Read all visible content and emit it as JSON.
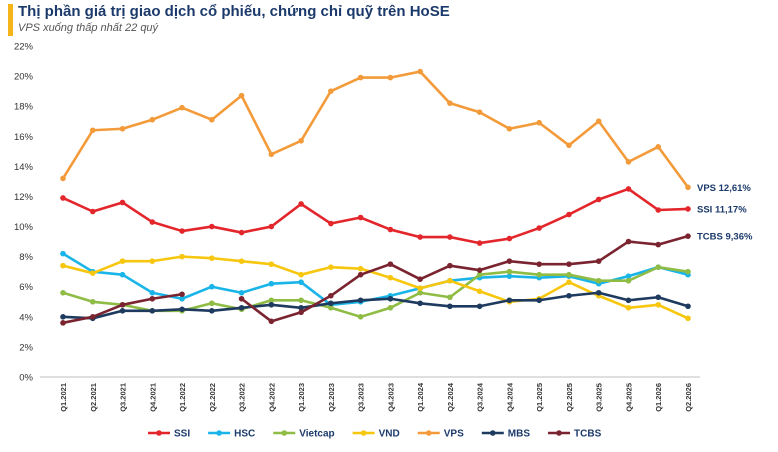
{
  "header": {
    "title": "Thị phần giá trị giao dịch cổ phiếu, chứng chỉ quỹ trên HoSE",
    "subtitle": "VPS xuống thấp nhất 22 quý"
  },
  "chart_data": {
    "type": "line",
    "title": "Thị phần giá trị giao dịch cổ phiếu, chứng chỉ quỹ trên HoSE",
    "subtitle": "VPS xuống thấp nhất 22 quý",
    "ylim": [
      0,
      22
    ],
    "yticks": [
      "0%",
      "2%",
      "4%",
      "6%",
      "8%",
      "10%",
      "12%",
      "14%",
      "16%",
      "18%",
      "20%",
      "22%"
    ],
    "grid": false,
    "legend": "bottom",
    "categories": [
      "Q1.2021",
      "Q2.2021",
      "Q3.2021",
      "Q4.2021",
      "Q1.2022",
      "Q2.2022",
      "Q3.2022",
      "Q4.2022",
      "Q1.2023",
      "Q2.2023",
      "Q3.2023",
      "Q4.2023",
      "Q1.2024",
      "Q2.2024",
      "Q3.2024",
      "Q4.2024",
      "Q1.2025",
      "Q2.2025",
      "Q3.2025",
      "Q4.2025",
      "Q1.2026",
      "Q2.2026"
    ],
    "series": [
      {
        "name": "SSI",
        "color": "#e3262b",
        "values": [
          11.9,
          11.0,
          11.6,
          10.3,
          9.7,
          10.0,
          9.6,
          10.0,
          11.5,
          10.2,
          10.6,
          9.8,
          9.3,
          9.3,
          8.9,
          9.2,
          9.9,
          10.8,
          11.8,
          12.5,
          11.1,
          11.17
        ]
      },
      {
        "name": "HSC",
        "color": "#19b5e8",
        "values": [
          8.2,
          7.0,
          6.8,
          5.6,
          5.2,
          6.0,
          5.6,
          6.2,
          6.3,
          4.8,
          5.0,
          5.4,
          5.9,
          6.4,
          6.6,
          6.7,
          6.6,
          6.7,
          6.2,
          6.7,
          7.3,
          6.8
        ]
      },
      {
        "name": "Vietcap",
        "color": "#8fbc45",
        "values": [
          5.6,
          5.0,
          4.8,
          4.4,
          4.4,
          4.9,
          4.5,
          5.1,
          5.1,
          4.6,
          4.0,
          4.6,
          5.6,
          5.3,
          6.8,
          7.0,
          6.8,
          6.8,
          6.4,
          6.4,
          7.3,
          7.0
        ]
      },
      {
        "name": "VND",
        "color": "#f7c60e",
        "values": [
          7.4,
          6.9,
          7.7,
          7.7,
          8.0,
          7.9,
          7.7,
          7.5,
          6.8,
          7.3,
          7.2,
          6.6,
          5.9,
          6.4,
          5.7,
          5.0,
          5.2,
          6.3,
          5.4,
          4.6,
          4.8,
          3.9
        ]
      },
      {
        "name": "VPS",
        "color": "#f39b3a",
        "values": [
          13.2,
          16.4,
          16.5,
          17.1,
          17.9,
          17.1,
          18.7,
          14.8,
          15.7,
          19.0,
          19.9,
          19.9,
          20.3,
          18.2,
          17.6,
          16.5,
          16.9,
          15.4,
          17.0,
          14.3,
          15.3,
          12.61
        ]
      },
      {
        "name": "MBS",
        "color": "#1e3a5f",
        "values": [
          4.0,
          3.9,
          4.4,
          4.4,
          4.5,
          4.4,
          4.6,
          4.8,
          4.6,
          4.9,
          5.1,
          5.2,
          4.9,
          4.7,
          4.7,
          5.1,
          5.1,
          5.4,
          5.6,
          5.1,
          5.3,
          4.7
        ]
      },
      {
        "name": "TCBS",
        "color": "#7a2430",
        "values": [
          3.6,
          4.0,
          4.8,
          5.2,
          5.5,
          null,
          5.2,
          3.7,
          4.3,
          5.4,
          6.8,
          7.5,
          6.5,
          7.4,
          7.1,
          7.7,
          7.5,
          7.5,
          7.7,
          9.0,
          8.8,
          9.36
        ]
      }
    ],
    "annotations": [
      "VPS 12,61%",
      "SSI 11,17%",
      "TCBS 9,36%"
    ]
  }
}
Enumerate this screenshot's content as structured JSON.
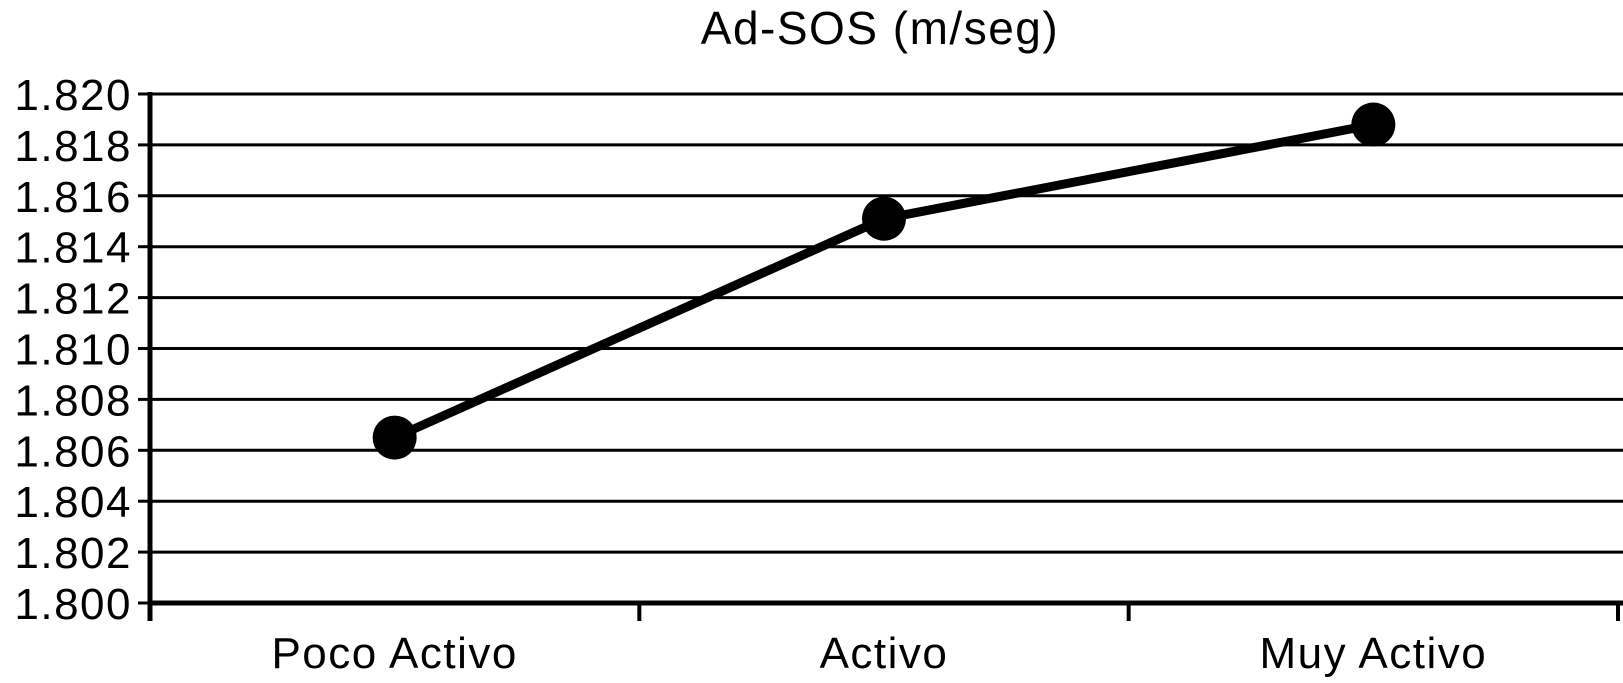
{
  "chart_data": {
    "type": "line",
    "title": "Ad-SOS (m/seg)",
    "categories": [
      "Poco Activo",
      "Activo",
      "Muy Activo"
    ],
    "series": [
      {
        "name": "Ad-SOS",
        "values": [
          1.8065,
          1.8151,
          1.8188
        ]
      }
    ],
    "ylim": [
      1.8,
      1.82
    ],
    "ytick_step": 0.002,
    "ytick_labels": [
      "1.820",
      "1.818",
      "1.816",
      "1.814",
      "1.812",
      "1.810",
      "1.808",
      "1.806",
      "1.804",
      "1.802",
      "1.800"
    ],
    "xlabel": "",
    "ylabel": "",
    "grid": true,
    "legend_position": "none",
    "marker": "circle",
    "line_color": "#000000",
    "marker_color": "#000000",
    "grid_color": "#000000",
    "axis_color": "#000000",
    "text_color": "#000000",
    "background_color": "#ffffff"
  }
}
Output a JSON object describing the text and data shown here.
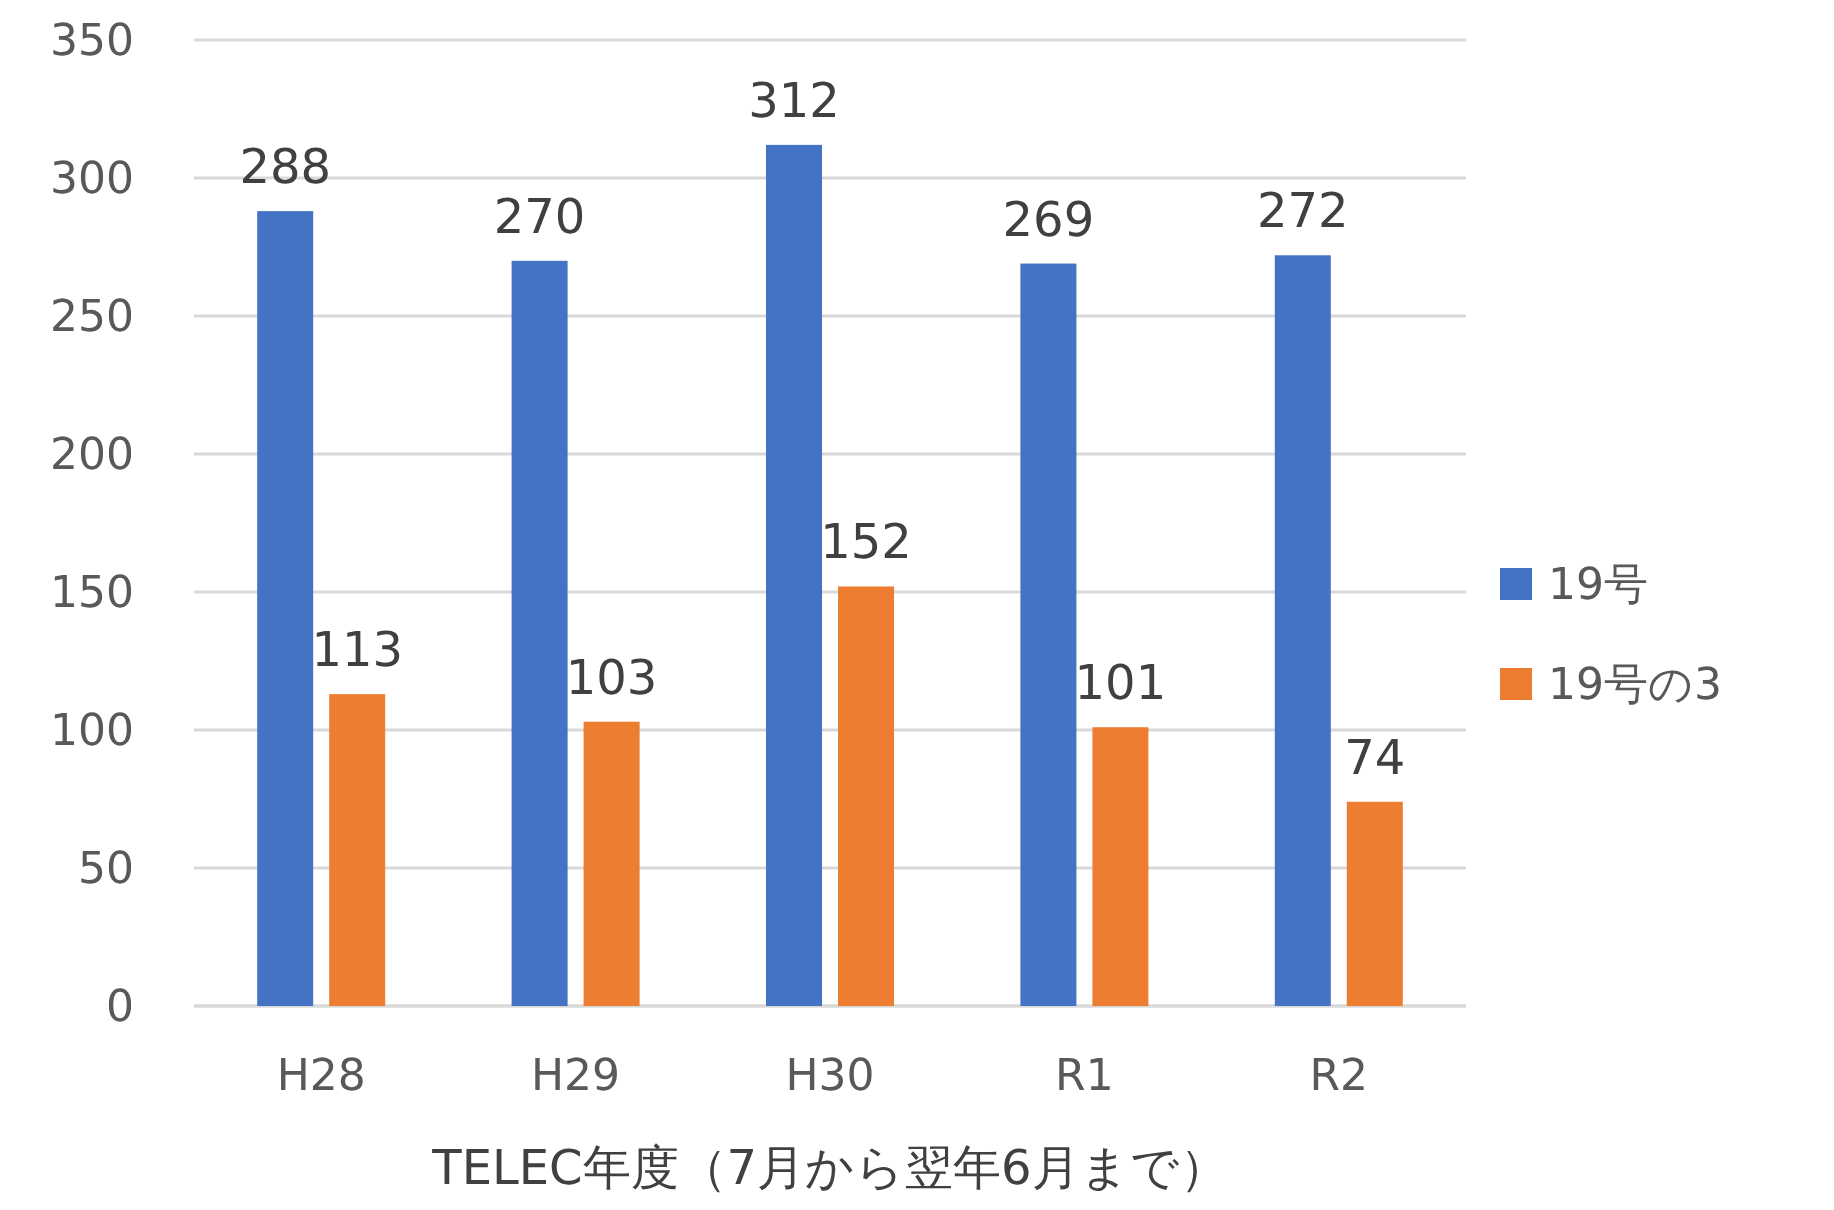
{
  "chart_data": {
    "type": "bar",
    "xlabel": "TELEC年度（7月から翌年6月まで）",
    "categories": [
      "H28",
      "H29",
      "H30",
      "R1",
      "R2"
    ],
    "series": [
      {
        "name": "19号",
        "color": "#4472c4",
        "values": [
          288,
          270,
          312,
          269,
          272
        ]
      },
      {
        "name": "19号の3",
        "color": "#ed7d31",
        "values": [
          113,
          103,
          152,
          101,
          74
        ]
      }
    ],
    "ylim": [
      0,
      350
    ],
    "yticks": [
      0,
      50,
      100,
      150,
      200,
      250,
      300,
      350
    ],
    "grid": "y",
    "legend": "right",
    "data_labels": true
  }
}
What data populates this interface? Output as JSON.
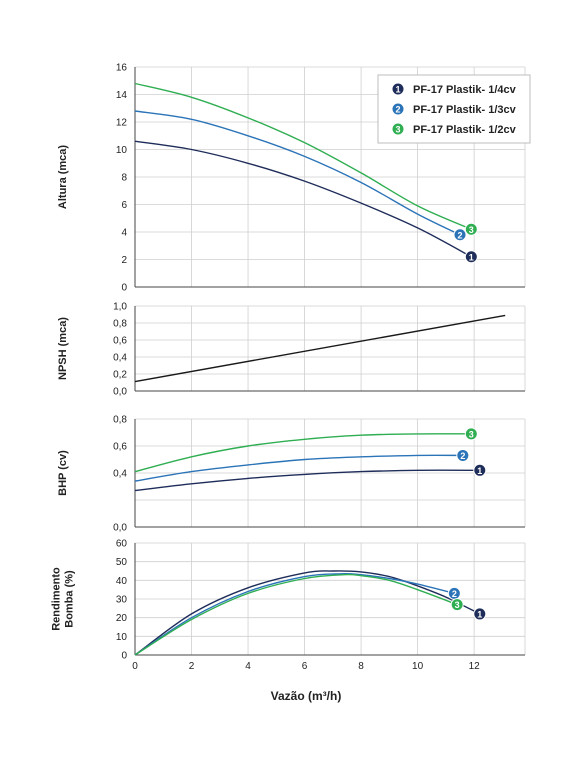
{
  "colors": {
    "s1": "#1f2d5a",
    "s2": "#2b74b8",
    "s3": "#2fae52",
    "npsh": "#1a1a1a",
    "grid": "#cfcfcf",
    "axis": "#444444"
  },
  "legend": {
    "placement": "top-right",
    "entries": [
      {
        "num": "1",
        "label": "PF-17 Plastik- 1/4cv"
      },
      {
        "num": "2",
        "label": "PF-17 Plastik- 1/3cv"
      },
      {
        "num": "3",
        "label": "PF-17 Plastik- 1/2cv"
      }
    ]
  },
  "xaxis": {
    "label": "Vazão (m³/h)",
    "min": 0,
    "max": 13.8,
    "ticks": [
      0,
      2,
      4,
      6,
      8,
      10,
      12
    ],
    "grid": [
      0,
      2,
      4,
      6,
      8,
      10,
      12,
      13.8
    ]
  },
  "chart_data": [
    {
      "type": "line",
      "id": "altura",
      "ylabel": [
        "Altura (mca)"
      ],
      "ylim": [
        0,
        16
      ],
      "yticks": [
        0,
        2,
        4,
        6,
        8,
        10,
        12,
        14,
        16
      ],
      "ytick_labels": [
        "0",
        "2",
        "4",
        "6",
        "8",
        "10",
        "12",
        "14",
        "16"
      ],
      "grid": true,
      "series": [
        {
          "num": "1",
          "x": [
            0,
            2,
            4,
            6,
            8,
            10,
            11.9
          ],
          "y": [
            10.6,
            10.0,
            9.0,
            7.7,
            6.1,
            4.3,
            2.2
          ]
        },
        {
          "num": "2",
          "x": [
            0,
            2,
            4,
            6,
            8,
            10,
            11.5
          ],
          "y": [
            12.8,
            12.2,
            11.0,
            9.5,
            7.6,
            5.3,
            3.8
          ]
        },
        {
          "num": "3",
          "x": [
            0,
            2,
            4,
            6,
            8,
            10,
            11.9
          ],
          "y": [
            14.8,
            13.8,
            12.3,
            10.5,
            8.3,
            5.9,
            4.2
          ]
        }
      ]
    },
    {
      "type": "line",
      "id": "npsh",
      "ylabel": [
        "NPSH (mca)"
      ],
      "ylim": [
        0,
        1.0
      ],
      "yticks": [
        0,
        0.2,
        0.4,
        0.6,
        0.8,
        1.0
      ],
      "ytick_labels": [
        "0,0",
        "0,2",
        "0,4",
        "0,6",
        "0,8",
        "1,0"
      ],
      "grid": true,
      "series": [
        {
          "x": [
            0,
            13.1
          ],
          "y": [
            0.11,
            0.89
          ]
        }
      ]
    },
    {
      "type": "line",
      "id": "bhp",
      "ylabel": [
        "BHP (cv)"
      ],
      "ylim": [
        0,
        0.8
      ],
      "yticks": [
        0,
        0.2,
        0.4,
        0.6,
        0.8
      ],
      "ytick_labels": [
        "0,0",
        "",
        "0,4",
        "0,6",
        "0,8"
      ],
      "grid": true,
      "series": [
        {
          "num": "1",
          "x": [
            0,
            2,
            4,
            6,
            8,
            10,
            12.2
          ],
          "y": [
            0.27,
            0.32,
            0.36,
            0.39,
            0.41,
            0.42,
            0.42
          ]
        },
        {
          "num": "2",
          "x": [
            0,
            2,
            4,
            6,
            8,
            10,
            11.6
          ],
          "y": [
            0.34,
            0.41,
            0.46,
            0.5,
            0.52,
            0.53,
            0.53
          ]
        },
        {
          "num": "3",
          "x": [
            0,
            2,
            4,
            6,
            8,
            10,
            11.9
          ],
          "y": [
            0.41,
            0.52,
            0.6,
            0.65,
            0.68,
            0.69,
            0.69
          ]
        }
      ]
    },
    {
      "type": "line",
      "id": "rendimento",
      "ylabel": [
        "Rendimento",
        "Bomba (%)"
      ],
      "ylim": [
        0,
        60
      ],
      "yticks": [
        0,
        10,
        20,
        30,
        40,
        50,
        60
      ],
      "ytick_labels": [
        "0",
        "10",
        "20",
        "30",
        "40",
        "50",
        "60"
      ],
      "grid": true,
      "series": [
        {
          "num": "1",
          "x": [
            0,
            2,
            4,
            6,
            7,
            8,
            9,
            10,
            11,
            12.2
          ],
          "y": [
            0,
            22,
            36,
            44,
            45,
            44.5,
            42,
            37,
            31,
            22
          ]
        },
        {
          "num": "2",
          "x": [
            0,
            2,
            4,
            6,
            7.3,
            8,
            9,
            10,
            11.3
          ],
          "y": [
            0,
            20,
            34,
            42,
            43.5,
            43,
            41,
            38,
            33
          ]
        },
        {
          "num": "3",
          "x": [
            0,
            2,
            4,
            6,
            7.4,
            8,
            9,
            10,
            11.4
          ],
          "y": [
            0,
            19,
            33,
            41,
            43,
            42.5,
            40,
            35,
            27
          ]
        }
      ]
    }
  ]
}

+++

▶ **Instructions to follow**:
Search the data above for the word "Plastik", then gather each line in which it appears.

▶ **Reply to the exercise**:
        "label": "PF-17 Plastik- 1/4cv"
        "label": "PF-17 Plastik- 1/3cv"
        "label": "PF-17 Plastik- 1/2cv"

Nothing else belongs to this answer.